PROVIDED TEXT.
Content starts

Because Angular is a different framework, moving from AngularJS is closer to a rewrite than an upgrade - you cannot simply bump a version number. That said, it does not have to be a single big-bang effort. A common, lower-risk approach is incremental migration, running old and new code side by side and moving the application feature by feature, so the product keeps working throughout and the risk stays contained. The right path depends on the size of the app, how much business logic it holds, and how much of the UI you want to modernise along the way.
Sitting on an AngularJS app?
We help teams plan and carry out AngularJS-to-Angular migrations without freezing the product - assessing the codebase, choosing an incremental or full-rewrite path, and doing the work. Tell us what you are running.
So what should you do?
The decision is simple once the framing is right. If you are still on AngularJS, treat migration as a matter of when, not if, and start planning before a security issue or a hiring squeeze forces your hand - our web development and custom software teams can help scope it. If you are choosing a framework for something new, never build on AngularJS; use modern Angular, or another current framework that fits your team. And if you just need people who know the modern stack, you can hire Angular developers rather than stretching a legacy team.
Frequently asked questions
Are Angular and AngularJS the same thing?
No. They share a name and origin but are different frameworks. AngularJS is the legacy 1.x line written in JavaScript; Angular (version 2 and later) is a complete rewrite built around TypeScript with a component-based architecture.

Content ends

STORED DATA.
Content starts

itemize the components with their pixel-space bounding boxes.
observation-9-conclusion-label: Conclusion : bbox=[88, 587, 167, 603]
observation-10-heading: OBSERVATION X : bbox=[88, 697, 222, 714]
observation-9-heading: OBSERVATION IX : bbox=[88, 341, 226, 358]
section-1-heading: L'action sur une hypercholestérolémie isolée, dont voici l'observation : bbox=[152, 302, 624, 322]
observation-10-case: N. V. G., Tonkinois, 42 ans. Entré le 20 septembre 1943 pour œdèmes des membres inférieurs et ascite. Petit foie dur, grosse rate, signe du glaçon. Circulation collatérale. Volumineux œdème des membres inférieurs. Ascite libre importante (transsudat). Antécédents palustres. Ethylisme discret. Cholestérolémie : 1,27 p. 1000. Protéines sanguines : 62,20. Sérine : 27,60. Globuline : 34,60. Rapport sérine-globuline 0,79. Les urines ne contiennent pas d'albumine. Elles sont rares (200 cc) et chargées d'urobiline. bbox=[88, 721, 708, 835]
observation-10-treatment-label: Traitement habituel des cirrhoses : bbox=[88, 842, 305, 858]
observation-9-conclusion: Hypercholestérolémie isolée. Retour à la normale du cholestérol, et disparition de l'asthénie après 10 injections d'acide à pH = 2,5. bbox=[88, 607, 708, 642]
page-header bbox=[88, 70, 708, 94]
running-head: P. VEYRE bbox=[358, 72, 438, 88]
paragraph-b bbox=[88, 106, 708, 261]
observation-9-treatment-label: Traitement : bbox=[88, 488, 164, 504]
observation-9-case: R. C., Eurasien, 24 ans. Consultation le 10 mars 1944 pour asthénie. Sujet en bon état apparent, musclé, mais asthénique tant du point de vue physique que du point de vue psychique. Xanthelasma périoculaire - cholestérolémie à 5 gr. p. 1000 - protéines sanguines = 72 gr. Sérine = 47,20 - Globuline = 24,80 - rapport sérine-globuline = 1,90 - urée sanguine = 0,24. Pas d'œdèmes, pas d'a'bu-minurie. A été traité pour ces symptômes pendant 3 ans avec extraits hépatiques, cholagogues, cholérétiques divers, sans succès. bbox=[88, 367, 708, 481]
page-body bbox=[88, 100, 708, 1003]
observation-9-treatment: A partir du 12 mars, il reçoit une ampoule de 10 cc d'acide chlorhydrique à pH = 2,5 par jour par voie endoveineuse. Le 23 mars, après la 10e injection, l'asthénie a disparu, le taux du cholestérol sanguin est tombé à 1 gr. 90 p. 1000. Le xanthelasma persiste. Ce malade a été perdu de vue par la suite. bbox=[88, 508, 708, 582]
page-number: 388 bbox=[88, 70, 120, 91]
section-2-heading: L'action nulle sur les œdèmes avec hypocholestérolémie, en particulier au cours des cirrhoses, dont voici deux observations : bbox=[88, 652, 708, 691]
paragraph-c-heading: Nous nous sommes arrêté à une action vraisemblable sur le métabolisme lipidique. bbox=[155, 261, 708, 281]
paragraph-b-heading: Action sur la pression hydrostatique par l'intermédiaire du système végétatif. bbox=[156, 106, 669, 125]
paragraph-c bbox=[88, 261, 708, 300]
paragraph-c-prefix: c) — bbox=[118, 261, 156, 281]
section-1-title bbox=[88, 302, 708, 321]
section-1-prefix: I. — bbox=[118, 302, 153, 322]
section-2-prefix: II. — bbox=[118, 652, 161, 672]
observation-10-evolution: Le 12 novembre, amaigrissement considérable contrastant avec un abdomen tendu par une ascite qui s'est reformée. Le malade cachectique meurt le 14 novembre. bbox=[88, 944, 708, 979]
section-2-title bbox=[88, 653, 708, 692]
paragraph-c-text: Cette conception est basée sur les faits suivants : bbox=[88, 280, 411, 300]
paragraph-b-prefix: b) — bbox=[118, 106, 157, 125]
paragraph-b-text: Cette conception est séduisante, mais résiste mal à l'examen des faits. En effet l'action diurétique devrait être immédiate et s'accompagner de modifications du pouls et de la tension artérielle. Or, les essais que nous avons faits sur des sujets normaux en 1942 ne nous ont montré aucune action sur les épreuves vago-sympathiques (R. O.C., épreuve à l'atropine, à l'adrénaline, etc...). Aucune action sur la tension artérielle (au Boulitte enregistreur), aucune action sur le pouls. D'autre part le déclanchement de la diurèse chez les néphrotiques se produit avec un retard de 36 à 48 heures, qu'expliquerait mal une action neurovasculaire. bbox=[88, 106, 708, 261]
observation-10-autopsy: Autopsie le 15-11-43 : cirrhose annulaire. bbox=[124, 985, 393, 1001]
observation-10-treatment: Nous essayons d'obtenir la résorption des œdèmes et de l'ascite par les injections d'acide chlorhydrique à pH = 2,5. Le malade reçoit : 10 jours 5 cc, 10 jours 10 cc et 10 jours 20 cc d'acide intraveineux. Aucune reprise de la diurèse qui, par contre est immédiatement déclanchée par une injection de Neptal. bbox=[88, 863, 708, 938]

Content ends

REQUIRED TASKS.
A - Could you duplicate the passage of the Angular migration text from "Because Angular is" up to and including "you are running."?
B - How would you render this sentence from the Angular migration text in Spanish: "The decision is simple once the framing is right."

WRITTEN RESPONSES.
A -
Because Angular is a different framework, moving from AngularJS is closer to a rewrite than an upgrade - you cannot simply bump a version number. That said, it does not have to be a single big-bang effort. A common, lower-risk approach is incremental migration, running old and new code side by side and moving the application feature by feature, so the product keeps working throughout and the risk stays contained. The right path depends on the size of the app, how much business logic it holds, and how much of the UI you want to modernise along the way.
Sitting on an AngularJS app?
We help teams plan and carry out AngularJS-to-Angular migrations without freezing the product - assessing the codebase, choosing an incremental or full-rewrite path, and doing the work. Tell us what you are running.

B - La decisión es sencilla una vez que el planteamiento es el correcto.